— Start Listed records —
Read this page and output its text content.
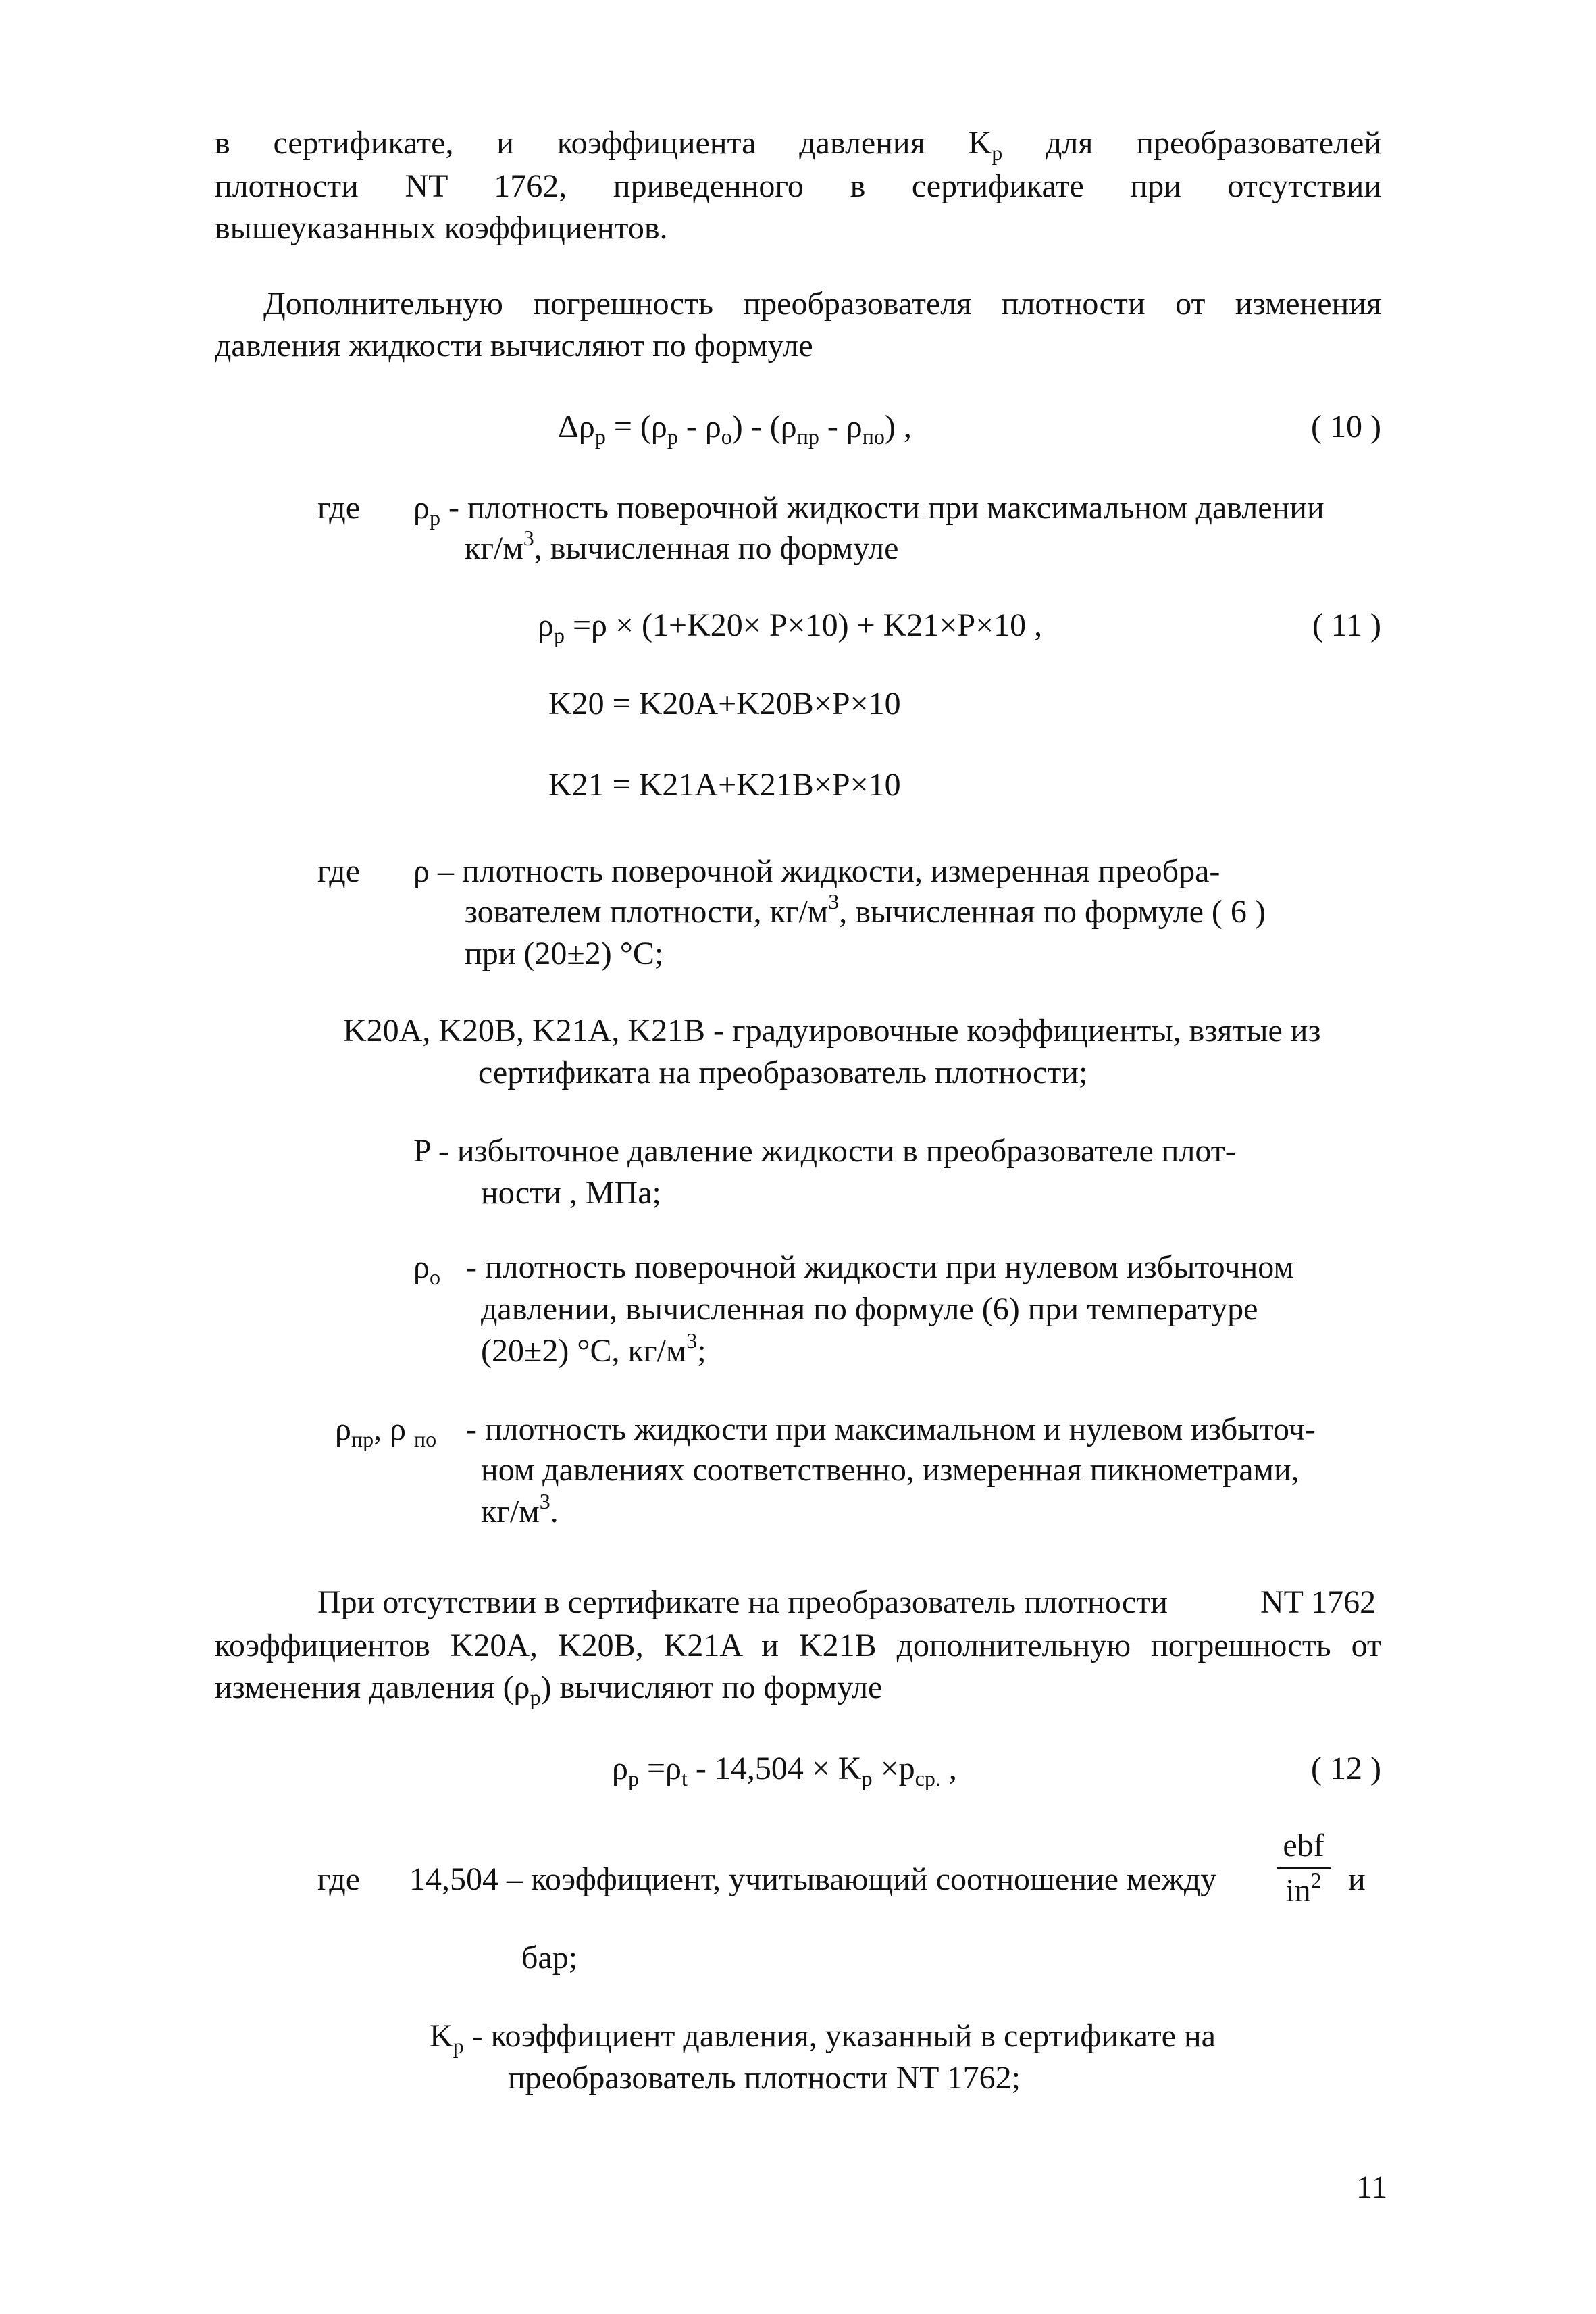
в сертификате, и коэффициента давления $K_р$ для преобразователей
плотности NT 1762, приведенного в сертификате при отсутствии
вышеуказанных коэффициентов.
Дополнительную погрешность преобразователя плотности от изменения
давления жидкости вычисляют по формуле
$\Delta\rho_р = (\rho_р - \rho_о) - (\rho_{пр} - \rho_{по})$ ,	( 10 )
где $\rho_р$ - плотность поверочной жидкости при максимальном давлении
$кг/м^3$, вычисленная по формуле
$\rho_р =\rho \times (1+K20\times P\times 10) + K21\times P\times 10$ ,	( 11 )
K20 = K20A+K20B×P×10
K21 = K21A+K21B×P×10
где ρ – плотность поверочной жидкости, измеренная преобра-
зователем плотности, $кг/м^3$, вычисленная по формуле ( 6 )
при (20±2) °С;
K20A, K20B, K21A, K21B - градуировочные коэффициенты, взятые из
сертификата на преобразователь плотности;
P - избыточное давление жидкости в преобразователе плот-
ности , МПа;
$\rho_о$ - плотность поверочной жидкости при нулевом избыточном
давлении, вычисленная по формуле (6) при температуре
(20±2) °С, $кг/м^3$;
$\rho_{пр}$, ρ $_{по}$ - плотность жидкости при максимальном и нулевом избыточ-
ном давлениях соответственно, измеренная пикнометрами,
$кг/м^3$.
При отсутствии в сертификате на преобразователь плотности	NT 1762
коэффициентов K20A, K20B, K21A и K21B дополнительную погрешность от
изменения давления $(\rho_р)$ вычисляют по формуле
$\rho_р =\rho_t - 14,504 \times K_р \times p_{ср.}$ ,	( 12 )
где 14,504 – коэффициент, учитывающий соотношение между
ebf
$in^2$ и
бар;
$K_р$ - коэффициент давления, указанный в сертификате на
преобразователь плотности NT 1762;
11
— End Listed records —
### [To do]
Transcribe all entries above exactly. Drop the pictures.

### [The solution]
Read this page and output its text content.
в сертификате, и коэффициента давления $K_р$ для преобразователей
плотности NT 1762, приведенного в сертификате при отсутствии
вышеуказанных коэффициентов.
Дополнительную погрешность преобразователя плотности от изменения
давления жидкости вычисляют по формуле
$\Delta\rho_р = (\rho_р - \rho_о) - (\rho_{пр} - \rho_{по})$ ,	( 10 )
где $\rho_р$ - плотность поверочной жидкости при максимальном давлении
$кг/м^3$, вычисленная по формуле
$\rho_р =\rho \times (1+K20\times P\times 10) + K21\times P\times 10$ ,	( 11 )
K20 = K20A+K20B×P×10
K21 = K21A+K21B×P×10
где ρ – плотность поверочной жидкости, измеренная преобра-
зователем плотности, $кг/м^3$, вычисленная по формуле ( 6 )
при (20±2) °С;
K20A, K20B, K21A, K21B - градуировочные коэффициенты, взятые из
сертификата на преобразователь плотности;
P - избыточное давление жидкости в преобразователе плот-
ности , МПа;
$\rho_о$ - плотность поверочной жидкости при нулевом избыточном
давлении, вычисленная по формуле (6) при температуре
(20±2) °С, $кг/м^3$;
$\rho_{пр}$, ρ $_{по}$ - плотность жидкости при максимальном и нулевом избыточ-
ном давлениях соответственно, измеренная пикнометрами,
$кг/м^3$.
При отсутствии в сертификате на преобразователь плотности	NT 1762
коэффициентов K20A, K20B, K21A и K21B дополнительную погрешность от
изменения давления $(\rho_р)$ вычисляют по формуле
$\rho_р =\rho_t - 14,504 \times K_р \times p_{ср.}$ ,	( 12 )
где 14,504 – коэффициент, учитывающий соотношение между
ebf
$in^2$ и
бар;
$K_р$ - коэффициент давления, указанный в сертификате на
преобразователь плотности NT 1762;
11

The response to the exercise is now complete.